--- start Given data ---
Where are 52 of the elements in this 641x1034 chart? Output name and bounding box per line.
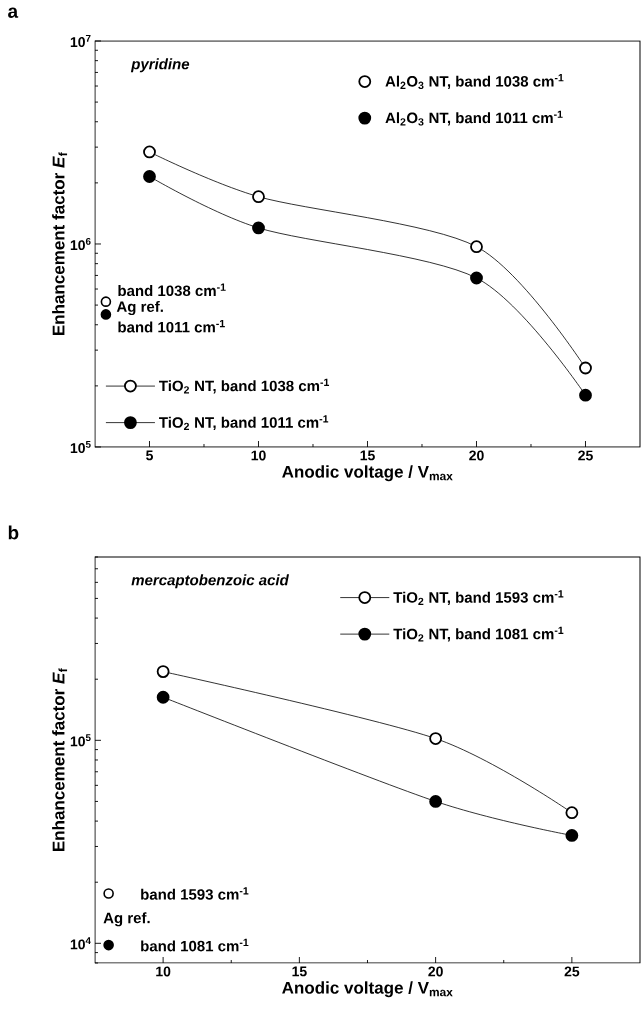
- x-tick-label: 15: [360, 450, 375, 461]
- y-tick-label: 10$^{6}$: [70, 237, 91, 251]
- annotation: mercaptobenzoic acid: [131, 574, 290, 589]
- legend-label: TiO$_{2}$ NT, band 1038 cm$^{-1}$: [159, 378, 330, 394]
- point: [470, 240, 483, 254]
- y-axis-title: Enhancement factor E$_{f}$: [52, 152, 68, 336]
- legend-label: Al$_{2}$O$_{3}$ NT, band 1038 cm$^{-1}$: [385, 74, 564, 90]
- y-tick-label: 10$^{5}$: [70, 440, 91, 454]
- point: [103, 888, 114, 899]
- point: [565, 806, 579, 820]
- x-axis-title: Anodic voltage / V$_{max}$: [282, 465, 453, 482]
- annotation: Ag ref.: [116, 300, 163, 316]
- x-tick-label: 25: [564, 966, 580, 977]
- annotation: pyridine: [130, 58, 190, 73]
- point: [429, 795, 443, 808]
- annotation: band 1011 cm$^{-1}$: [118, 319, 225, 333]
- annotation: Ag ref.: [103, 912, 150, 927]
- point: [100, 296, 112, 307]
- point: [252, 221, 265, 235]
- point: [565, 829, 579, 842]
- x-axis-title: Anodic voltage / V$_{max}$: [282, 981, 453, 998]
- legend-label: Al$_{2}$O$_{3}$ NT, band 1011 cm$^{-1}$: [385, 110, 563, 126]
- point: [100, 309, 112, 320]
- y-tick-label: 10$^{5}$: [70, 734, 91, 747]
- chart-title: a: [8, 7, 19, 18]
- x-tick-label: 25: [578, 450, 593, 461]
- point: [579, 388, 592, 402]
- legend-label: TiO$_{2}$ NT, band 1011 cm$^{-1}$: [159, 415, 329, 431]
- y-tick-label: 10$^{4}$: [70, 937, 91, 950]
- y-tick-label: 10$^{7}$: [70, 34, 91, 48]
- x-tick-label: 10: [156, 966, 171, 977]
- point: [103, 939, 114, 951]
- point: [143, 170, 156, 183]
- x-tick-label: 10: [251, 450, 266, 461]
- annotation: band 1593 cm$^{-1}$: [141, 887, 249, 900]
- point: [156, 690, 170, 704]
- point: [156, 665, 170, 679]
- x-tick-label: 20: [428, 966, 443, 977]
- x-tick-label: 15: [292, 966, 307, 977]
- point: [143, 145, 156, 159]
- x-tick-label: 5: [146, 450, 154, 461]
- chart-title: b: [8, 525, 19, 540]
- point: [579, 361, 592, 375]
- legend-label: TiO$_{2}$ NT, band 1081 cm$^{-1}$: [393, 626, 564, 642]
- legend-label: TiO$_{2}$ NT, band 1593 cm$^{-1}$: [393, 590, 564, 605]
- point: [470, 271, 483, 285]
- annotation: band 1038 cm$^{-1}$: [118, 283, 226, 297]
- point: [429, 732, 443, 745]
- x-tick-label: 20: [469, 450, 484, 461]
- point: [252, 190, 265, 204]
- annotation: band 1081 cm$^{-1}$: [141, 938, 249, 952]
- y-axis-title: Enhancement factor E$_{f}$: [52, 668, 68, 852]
--- end Given data ---
To do => Format every line of the data above as a Markdown table with the columns "Row" and "Data line," numbering the rows and omitting blank lines. Leave the pictures out of the answer.

Task response =>
| Row | Data line |
|---|---|
| 1 | Where are 52 of the elements in this 641x1034 chart? Output name and bounding box per line. |
| 2 | - x-tick-label: 15: [360, 450, 375, 461] |
| 3 | - y-tick-label: 10$^{6}$: [70, 237, 91, 251] |
| 4 | - annotation: mercaptobenzoic acid: [131, 574, 290, 589] |
| 5 | - legend-label: TiO$_{2}$ NT, band 1038 cm$^{-1}$: [159, 378, 330, 394] |
| 6 | - point: [470, 240, 483, 254] |
| 7 | - y-axis-title: Enhancement factor E$_{f}$: [52, 152, 68, 336] |
| 8 | - legend-label: Al$_{2}$O$_{3}$ NT, band 1038 cm$^{-1}$: [385, 74, 564, 90] |
| 9 | - y-tick-label: 10$^{5}$: [70, 440, 91, 454] |
| 10 | - point: [103, 888, 114, 899] |
| 11 | - point: [565, 806, 579, 820] |
| 12 | - x-axis-title: Anodic voltage / V$_{max}$: [282, 465, 453, 482] |
| 13 | - annotation: Ag ref.: [116, 300, 163, 316] |
| 14 | - x-tick-label: 25: [564, 966, 580, 977] |
| 15 | - annotation: pyridine: [130, 58, 190, 73] |
| 16 | - point: [429, 795, 443, 808] |
| 17 | - annotation: band 1011 cm$^{-1}$: [118, 319, 225, 333] |
| 18 | - annotation: Ag ref.: [103, 912, 150, 927] |
| 19 | - point: [100, 296, 112, 307] |
| 20 | - point: [252, 221, 265, 235] |
| 21 | - point: [565, 829, 579, 842] |
| 22 | - x-axis-title: Anodic voltage / V$_{max}$: [282, 981, 453, 998] |
| 23 | - legend-label: Al$_{2}$O$_{3}$ NT, band 1011 cm$^{-1}$: [385, 110, 563, 126] |
| 24 | - point: [100, 309, 112, 320] |
| 25 | - y-tick-label: 10$^{5}$: [70, 734, 91, 747] |
| 26 | - chart-title: a: [8, 7, 19, 18] |
| 27 | - x-tick-label: 25: [578, 450, 593, 461] |
| 28 | - point: [579, 388, 592, 402] |
| 29 | - legend-label: TiO$_{2}$ NT, band 1011 cm$^{-1}$: [159, 415, 329, 431] |
| 30 | - y-tick-label: 10$^{4}$: [70, 937, 91, 950] |
| 31 | - y-tick-label: 10$^{7}$: [70, 34, 91, 48] |
| 32 | - x-tick-label: 10: [156, 966, 171, 977] |
| 33 | - point: [103, 939, 114, 951] |
| 34 | - point: [143, 170, 156, 183] |
| 35 | - x-tick-label: 10: [251, 450, 266, 461] |
| 36 | - annotation: band 1593 cm$^{-1}$: [141, 887, 249, 900] |
| 37 | - point: [156, 690, 170, 704] |
| 38 | - point: [156, 665, 170, 679] |
| 39 | - x-tick-label: 20: [428, 966, 443, 977] |
| 40 | - x-tick-label: 15: [292, 966, 307, 977] |
| 41 | - point: [143, 145, 156, 159] |
| 42 | - x-tick-label: 5: [146, 450, 154, 461] |
| 43 | - chart-title: b: [8, 525, 19, 540] |
| 44 | - point: [579, 361, 592, 375] |
| 45 | - legend-label: TiO$_{2}$ NT, band 1081 cm$^{-1}$: [393, 626, 564, 642] |
| 46 | - legend-label: TiO$_{2}$ NT, band 1593 cm$^{-1}$: [393, 590, 564, 605] |
| 47 | - point: [470, 271, 483, 285] |
| 48 | - annotation: band 1038 cm$^{-1}$: [118, 283, 226, 297] |
| 49 | - point: [429, 732, 443, 745] |
| 50 | - x-tick-label: 20: [469, 450, 484, 461] |
| 51 | - point: [252, 190, 265, 204] |
| 52 | - annotation: band 1081 cm$^{-1}$: [141, 938, 249, 952] |
| 53 | - y-axis-title: Enhancement factor E$_{f}$: [52, 668, 68, 852] |